Data extracted from a collection:
····················

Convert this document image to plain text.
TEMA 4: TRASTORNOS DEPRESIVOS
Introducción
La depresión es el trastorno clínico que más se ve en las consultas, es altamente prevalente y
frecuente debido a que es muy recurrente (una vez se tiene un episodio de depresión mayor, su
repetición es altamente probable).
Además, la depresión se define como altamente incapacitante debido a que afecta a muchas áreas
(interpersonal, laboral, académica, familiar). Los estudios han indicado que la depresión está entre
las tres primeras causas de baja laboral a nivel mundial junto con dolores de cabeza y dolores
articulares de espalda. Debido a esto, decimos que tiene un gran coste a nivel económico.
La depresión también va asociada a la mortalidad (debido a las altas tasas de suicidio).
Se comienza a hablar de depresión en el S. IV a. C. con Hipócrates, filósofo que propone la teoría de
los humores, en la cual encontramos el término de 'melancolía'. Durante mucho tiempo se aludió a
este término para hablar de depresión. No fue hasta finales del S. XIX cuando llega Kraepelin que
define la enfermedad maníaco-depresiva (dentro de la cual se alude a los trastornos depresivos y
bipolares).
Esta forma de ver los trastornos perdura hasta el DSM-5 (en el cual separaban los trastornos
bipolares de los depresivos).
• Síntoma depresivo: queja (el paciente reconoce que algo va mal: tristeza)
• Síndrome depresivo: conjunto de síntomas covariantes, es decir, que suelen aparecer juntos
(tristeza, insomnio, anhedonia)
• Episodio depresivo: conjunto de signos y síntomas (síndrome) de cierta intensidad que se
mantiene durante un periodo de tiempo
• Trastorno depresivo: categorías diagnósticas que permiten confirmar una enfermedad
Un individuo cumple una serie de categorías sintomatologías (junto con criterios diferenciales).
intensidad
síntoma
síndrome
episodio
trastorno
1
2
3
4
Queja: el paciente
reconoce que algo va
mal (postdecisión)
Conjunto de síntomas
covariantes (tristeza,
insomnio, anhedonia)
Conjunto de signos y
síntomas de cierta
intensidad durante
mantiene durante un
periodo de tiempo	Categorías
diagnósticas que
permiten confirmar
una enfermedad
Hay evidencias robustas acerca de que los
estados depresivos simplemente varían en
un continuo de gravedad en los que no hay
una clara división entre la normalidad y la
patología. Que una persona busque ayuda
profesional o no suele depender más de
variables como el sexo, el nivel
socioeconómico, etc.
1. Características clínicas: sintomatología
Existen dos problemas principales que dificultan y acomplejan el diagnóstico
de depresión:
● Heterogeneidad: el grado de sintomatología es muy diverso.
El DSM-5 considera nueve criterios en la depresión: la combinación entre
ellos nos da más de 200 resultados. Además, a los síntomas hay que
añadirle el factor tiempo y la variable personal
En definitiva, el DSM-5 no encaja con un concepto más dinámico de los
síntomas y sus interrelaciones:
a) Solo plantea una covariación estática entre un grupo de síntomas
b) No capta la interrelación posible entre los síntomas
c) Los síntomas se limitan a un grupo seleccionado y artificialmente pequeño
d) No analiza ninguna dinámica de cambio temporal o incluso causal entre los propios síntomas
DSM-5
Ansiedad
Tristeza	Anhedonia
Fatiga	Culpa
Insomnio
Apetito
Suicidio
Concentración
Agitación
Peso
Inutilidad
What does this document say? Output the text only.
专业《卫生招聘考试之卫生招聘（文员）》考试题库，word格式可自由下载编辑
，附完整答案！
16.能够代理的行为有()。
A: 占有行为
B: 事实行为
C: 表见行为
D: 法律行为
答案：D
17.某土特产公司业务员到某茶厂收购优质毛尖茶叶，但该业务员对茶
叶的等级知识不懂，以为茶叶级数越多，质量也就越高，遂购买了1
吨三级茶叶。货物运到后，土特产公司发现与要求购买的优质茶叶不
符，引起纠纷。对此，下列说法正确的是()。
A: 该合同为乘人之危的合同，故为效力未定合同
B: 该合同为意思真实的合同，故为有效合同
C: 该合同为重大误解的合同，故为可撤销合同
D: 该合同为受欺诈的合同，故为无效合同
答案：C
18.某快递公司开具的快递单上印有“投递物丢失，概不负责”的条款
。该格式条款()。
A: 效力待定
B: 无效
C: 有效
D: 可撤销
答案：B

····················

Find the lines containing "this" and pull them out.

Completed exercise:
Convert this document image to plain text.
What does this document say? Output the text only.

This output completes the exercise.